Malattie ultra-rare, migliorare la legge sui farmaci orfani e la ricerca

(foto di Arek Socha da Pixabay)

È una incidenza inferiore a 1 caso ogni 1.000.000 di abitanti a definire una patologia ultra-rara: ciò significa che in Italia questi pazienti sono poche decine e anche che spesso le diagnosi sono lunghe e difficili da raggiungere e, anche quando arrivano, non portano a cure certe.
La ricerca ha bisogno di alti numeri per raggiungere risultati e dare risposte.
Eppure, alle volte si riesce a individuare una terapia o un iter diagnostico più rapido: sono le associazioni dei pazienti affetti da queste malattie ultra-rare a far sentire la propria voce in nome di tutti gli altri, accendendo un confronto necessario se si vuole che anche le agenzie regolatorie facciano il proprio.
È tempo di revisionare il Regolamento (CE) sui farmaci orfani, il n. 141/2000, è quindi occasione per tenere conto anche di queste patologie ultra-rare e per produrre una normativa sempre più capace di rispondere anche alle loro necessità mediche.

Armando Magrelli, vice chair of Committee Orphan Medicinal Products, Agenzia Europea per i medicinali-Ema, assicura: «gli unmet needs dei pazienti senza alternative di trattamento rappresentano una priorità per le istituzioni europee. Per questa ragione, nel 2016, è stato ideato Prime-PRIority MEdicines, con l’obiettivo appunto di supportare lo sviluppo di queste terapie».

★ ★ ★ ★ ★

§ **Compito 1**: Riassumi in due frasi il testo sulle malattie ultra-rare.
§ **Compito 2**: Nel testo sulle malattie ultra-rare, quale incidenza definisce una patologia ultra-rara?
§ **Compito 3**: Continua il testo sulle malattie ultra-rare dopo la citazione di Armando Magrelli.

★ ★ ★ ★ ★

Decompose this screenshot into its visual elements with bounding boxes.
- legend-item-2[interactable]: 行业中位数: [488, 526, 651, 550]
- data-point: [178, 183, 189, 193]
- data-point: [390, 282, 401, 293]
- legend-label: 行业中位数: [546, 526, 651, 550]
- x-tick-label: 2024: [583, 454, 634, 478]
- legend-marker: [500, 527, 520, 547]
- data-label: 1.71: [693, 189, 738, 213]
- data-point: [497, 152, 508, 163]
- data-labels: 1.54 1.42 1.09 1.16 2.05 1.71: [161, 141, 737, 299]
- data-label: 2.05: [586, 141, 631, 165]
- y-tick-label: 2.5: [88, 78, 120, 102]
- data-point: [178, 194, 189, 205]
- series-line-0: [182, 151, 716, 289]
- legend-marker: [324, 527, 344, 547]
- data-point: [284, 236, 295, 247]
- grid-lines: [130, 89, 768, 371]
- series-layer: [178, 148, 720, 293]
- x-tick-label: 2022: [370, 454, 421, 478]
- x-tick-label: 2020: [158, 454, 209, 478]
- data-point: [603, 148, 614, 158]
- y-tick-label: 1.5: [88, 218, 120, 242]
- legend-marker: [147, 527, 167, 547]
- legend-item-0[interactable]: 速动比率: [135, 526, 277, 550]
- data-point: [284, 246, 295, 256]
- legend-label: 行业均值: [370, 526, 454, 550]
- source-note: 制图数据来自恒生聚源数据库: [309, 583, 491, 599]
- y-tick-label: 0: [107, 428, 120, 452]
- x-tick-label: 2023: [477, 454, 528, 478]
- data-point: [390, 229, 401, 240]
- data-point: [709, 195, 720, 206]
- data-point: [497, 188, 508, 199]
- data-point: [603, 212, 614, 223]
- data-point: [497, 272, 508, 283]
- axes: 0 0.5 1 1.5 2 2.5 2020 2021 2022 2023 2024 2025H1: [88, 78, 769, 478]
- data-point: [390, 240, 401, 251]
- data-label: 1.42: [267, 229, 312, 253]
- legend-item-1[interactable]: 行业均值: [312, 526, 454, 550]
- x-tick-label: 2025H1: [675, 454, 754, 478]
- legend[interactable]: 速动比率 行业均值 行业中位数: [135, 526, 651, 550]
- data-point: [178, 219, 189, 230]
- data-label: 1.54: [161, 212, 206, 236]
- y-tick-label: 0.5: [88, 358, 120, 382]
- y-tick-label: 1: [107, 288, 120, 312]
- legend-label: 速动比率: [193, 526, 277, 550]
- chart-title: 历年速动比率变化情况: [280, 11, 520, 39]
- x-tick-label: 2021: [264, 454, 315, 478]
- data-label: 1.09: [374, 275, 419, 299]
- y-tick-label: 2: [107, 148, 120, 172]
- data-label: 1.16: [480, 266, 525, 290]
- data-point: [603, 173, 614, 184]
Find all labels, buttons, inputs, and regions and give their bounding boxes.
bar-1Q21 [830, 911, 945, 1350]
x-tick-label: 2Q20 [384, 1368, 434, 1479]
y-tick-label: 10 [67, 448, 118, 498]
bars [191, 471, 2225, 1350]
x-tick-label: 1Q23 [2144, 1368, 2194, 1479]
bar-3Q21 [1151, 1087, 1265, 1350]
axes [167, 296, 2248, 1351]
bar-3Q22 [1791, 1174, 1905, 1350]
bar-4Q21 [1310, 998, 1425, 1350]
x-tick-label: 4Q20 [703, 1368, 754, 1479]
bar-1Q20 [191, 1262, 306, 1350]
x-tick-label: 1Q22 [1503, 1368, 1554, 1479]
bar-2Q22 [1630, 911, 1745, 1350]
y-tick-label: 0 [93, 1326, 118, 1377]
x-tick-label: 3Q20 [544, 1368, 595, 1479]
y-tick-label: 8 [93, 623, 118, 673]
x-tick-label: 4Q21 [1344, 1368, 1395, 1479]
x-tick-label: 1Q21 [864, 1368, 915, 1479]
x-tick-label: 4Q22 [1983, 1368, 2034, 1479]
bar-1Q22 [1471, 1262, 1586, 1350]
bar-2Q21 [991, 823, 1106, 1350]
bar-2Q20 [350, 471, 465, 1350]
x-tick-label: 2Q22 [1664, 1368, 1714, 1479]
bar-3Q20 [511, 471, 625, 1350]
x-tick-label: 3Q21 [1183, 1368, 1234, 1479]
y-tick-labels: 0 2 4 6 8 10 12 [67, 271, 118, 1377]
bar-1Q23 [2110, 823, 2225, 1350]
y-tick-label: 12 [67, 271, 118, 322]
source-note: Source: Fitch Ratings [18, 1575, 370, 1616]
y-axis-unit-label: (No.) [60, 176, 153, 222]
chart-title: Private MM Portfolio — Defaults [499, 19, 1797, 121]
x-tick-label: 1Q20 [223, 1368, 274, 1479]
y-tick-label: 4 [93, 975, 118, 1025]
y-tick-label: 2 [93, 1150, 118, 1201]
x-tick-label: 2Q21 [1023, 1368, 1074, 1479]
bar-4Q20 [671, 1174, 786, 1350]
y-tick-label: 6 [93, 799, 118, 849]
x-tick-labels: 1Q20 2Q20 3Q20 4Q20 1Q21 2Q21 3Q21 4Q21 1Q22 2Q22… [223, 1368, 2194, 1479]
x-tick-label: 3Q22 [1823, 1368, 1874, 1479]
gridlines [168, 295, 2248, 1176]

★ ★ ★ ★ ★

§ **La tua risposta 1**: Le malattie ultra-rare, definite da un'incidenza inferiore a 1 caso ogni 1.000.000 di abitanti, riguardano in Italia poche decine di pazienti, con diagnosi spesso lunghe e difficili che non portano a cure certe. La revisione del Regolamento (CE) n. 141/2000 sui farmaci orfani è l'occasione per una normativa più attenta alle loro necessità, e l'Ema ricorda di aver ideato nel 2016 Prime-PRIority MEdicines per supportare lo sviluppo di terapie per i pazienti senza alternative di trattamento.

§ **La tua risposta 2**: Un'incidenza inferiore a 1 caso ogni 1.000.000 di abitanti.

§ **La tua risposta 3**:
Il progetto ha dato i suoi primi risultati, raccontati dallo stesso Magrelli: «i dati relativi ai primi cinque anni sono stati di recente pubblicati dimostrando l’impatto positivo generato da questo programma in tema di autorizzazione all’immissione in commercio di nuovi medicinali e di riduzione delle relative tempistiche».

È tempo anche per cambiare qualcosa nel nostro Paese. La senatrice Paola Binetti, presidente Intergruppo Parlamentare per le Malattie Rare, sottolinea che «nel PNRR sono previsti 7 miliardi per le reti di prossimità, le strutture e la telemedicina per l’assistenza sanitaria territoriale e 8,63 miliardi per l’innovazione, la ricerca e la digitalizzazione del SSN. Non abbiamo più giustificazioni per non sostenere la ricerca anche in questo senso».
L’importanza di fare ricerca in questa direzione è chiara: a parte la rarità di queste condizioni mediche, è importante sottolineare anche che sono per lo più patologie gravi e invalidanti, a esordio infantile e spesso portano a morte in giovane età.

«Inoltre, la bassa incidenza spesso influisce sulla ricerca di nuove e efficaci terapie rendendo difficile l’arruolamento dei pazienti negli studi clinici e il raggiungimento dei numeri richiesti per l’interpretazione della validità dei dati dello studio», sottolinea Carlo Dionisi Vici, responsabile UOC Malattie Metaboliche, Dipartimento di Medicina Pediatrica, Ospedale Pediatrico Bambino Gesù di Roma, confermando quanto già accennato. Se non ulteriormente supportata, la ricerca di farmaci per queste malattie può richiedere tempi anche molto lunghi.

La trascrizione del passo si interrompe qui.